## What the exercise asks
From the listing below, extract every line in which the word "территории" appears.
• • • • • • •
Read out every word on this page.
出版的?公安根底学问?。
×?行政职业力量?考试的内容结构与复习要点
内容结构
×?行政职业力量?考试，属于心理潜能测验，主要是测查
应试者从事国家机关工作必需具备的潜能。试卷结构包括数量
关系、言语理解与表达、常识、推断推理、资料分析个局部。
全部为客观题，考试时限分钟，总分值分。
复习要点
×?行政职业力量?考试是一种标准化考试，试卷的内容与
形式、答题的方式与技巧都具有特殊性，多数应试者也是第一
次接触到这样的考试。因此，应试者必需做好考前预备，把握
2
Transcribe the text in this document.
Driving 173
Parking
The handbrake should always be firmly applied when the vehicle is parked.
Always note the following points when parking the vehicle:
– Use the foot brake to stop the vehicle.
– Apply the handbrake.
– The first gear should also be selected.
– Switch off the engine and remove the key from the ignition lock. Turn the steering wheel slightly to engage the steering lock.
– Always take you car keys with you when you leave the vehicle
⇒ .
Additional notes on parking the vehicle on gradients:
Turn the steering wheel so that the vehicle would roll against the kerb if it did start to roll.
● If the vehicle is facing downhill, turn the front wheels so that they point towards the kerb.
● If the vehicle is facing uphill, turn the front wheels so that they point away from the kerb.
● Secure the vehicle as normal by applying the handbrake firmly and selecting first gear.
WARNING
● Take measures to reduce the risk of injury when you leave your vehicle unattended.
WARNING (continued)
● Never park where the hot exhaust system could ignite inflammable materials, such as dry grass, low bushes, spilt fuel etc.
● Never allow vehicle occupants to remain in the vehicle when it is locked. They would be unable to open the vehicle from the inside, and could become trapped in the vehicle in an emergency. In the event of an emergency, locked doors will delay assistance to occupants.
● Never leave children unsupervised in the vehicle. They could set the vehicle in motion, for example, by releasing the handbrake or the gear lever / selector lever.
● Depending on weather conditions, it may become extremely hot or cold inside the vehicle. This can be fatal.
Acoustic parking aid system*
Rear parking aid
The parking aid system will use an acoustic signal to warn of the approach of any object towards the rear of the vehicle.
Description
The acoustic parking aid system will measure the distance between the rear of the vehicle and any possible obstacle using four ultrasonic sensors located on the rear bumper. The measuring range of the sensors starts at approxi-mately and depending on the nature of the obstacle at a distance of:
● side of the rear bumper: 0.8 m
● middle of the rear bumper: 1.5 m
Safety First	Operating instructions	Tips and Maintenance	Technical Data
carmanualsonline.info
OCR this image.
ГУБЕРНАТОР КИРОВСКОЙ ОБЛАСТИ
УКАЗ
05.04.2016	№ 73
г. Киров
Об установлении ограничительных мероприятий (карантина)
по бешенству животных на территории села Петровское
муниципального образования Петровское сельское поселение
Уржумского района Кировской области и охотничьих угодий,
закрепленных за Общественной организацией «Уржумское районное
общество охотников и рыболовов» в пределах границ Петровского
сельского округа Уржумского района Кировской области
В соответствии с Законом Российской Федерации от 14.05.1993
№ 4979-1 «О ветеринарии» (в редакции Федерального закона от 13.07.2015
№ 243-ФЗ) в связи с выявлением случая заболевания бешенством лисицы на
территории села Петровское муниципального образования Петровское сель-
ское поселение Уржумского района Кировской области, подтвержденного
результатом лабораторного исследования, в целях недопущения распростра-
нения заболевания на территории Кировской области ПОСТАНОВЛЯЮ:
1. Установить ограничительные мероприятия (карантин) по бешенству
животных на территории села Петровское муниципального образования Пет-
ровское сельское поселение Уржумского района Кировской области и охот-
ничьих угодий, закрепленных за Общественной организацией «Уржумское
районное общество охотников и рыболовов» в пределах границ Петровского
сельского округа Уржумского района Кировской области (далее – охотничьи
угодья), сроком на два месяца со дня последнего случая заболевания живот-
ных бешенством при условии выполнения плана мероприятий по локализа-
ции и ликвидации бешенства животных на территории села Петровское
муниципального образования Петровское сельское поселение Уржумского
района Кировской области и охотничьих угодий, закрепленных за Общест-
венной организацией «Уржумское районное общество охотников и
• • • • • • •
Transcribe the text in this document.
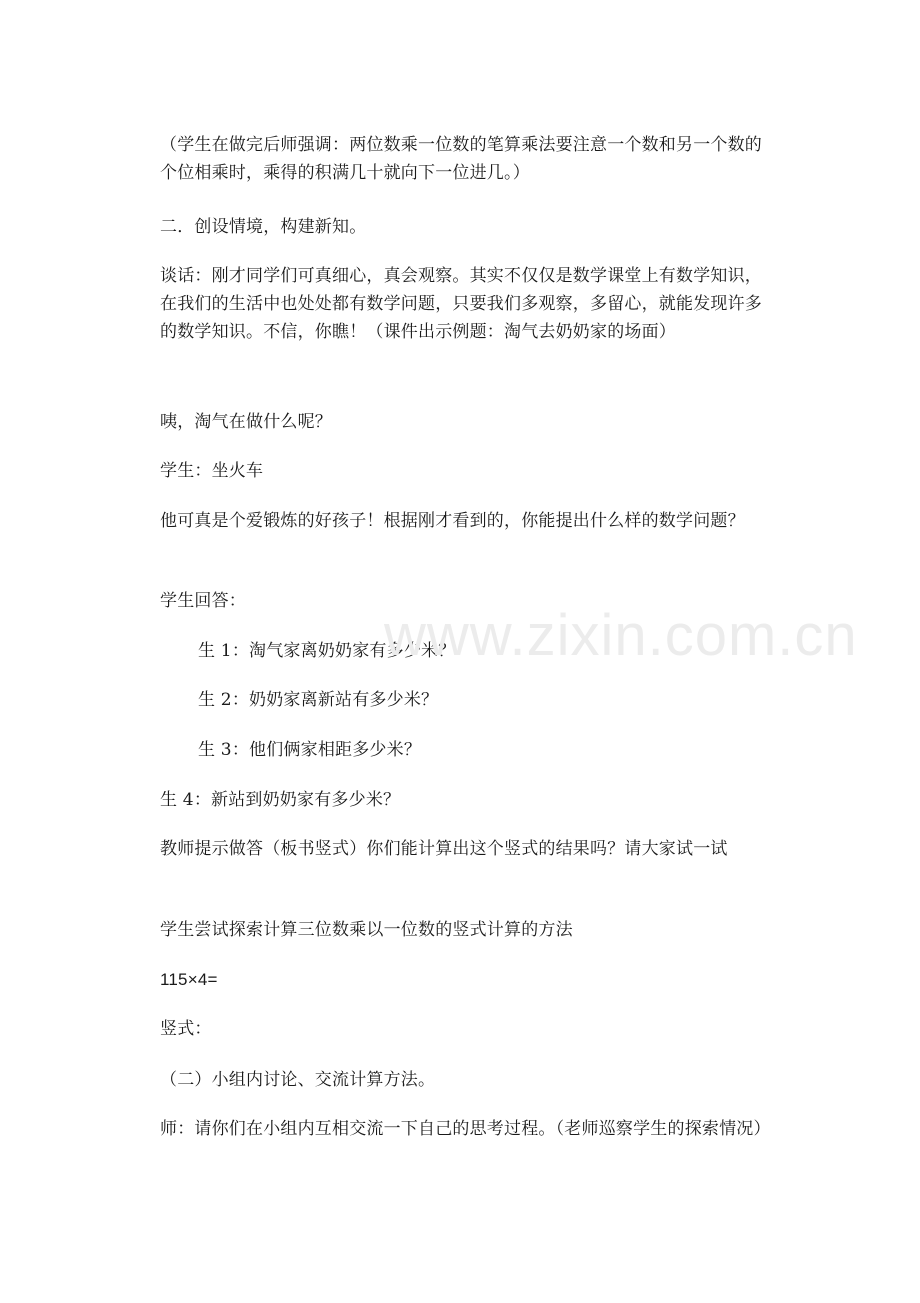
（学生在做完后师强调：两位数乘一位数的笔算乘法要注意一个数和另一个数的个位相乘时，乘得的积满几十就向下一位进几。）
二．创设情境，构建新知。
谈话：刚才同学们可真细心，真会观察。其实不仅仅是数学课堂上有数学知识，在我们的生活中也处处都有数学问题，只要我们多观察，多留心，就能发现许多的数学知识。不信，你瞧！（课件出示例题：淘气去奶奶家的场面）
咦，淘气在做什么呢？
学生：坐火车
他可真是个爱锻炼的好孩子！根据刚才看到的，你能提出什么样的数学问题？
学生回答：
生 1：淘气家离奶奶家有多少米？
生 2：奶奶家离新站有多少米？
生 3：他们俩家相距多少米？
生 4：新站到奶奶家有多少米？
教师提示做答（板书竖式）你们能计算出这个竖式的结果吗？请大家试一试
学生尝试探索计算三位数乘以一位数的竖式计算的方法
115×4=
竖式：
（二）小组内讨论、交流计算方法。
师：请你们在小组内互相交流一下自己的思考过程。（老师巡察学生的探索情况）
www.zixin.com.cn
• • • • • • •
## Answer to this exercise
по бешенству животных на территории села Петровское
территории села Петровское муниципального образования Петровское сель-
нения заболевания на территории Кировской области ПОСТАНОВЛЯЮ:
животных на территории села Петровское муниципального образования Пет-
ции и ликвидации бешенства животных на территории села Петровское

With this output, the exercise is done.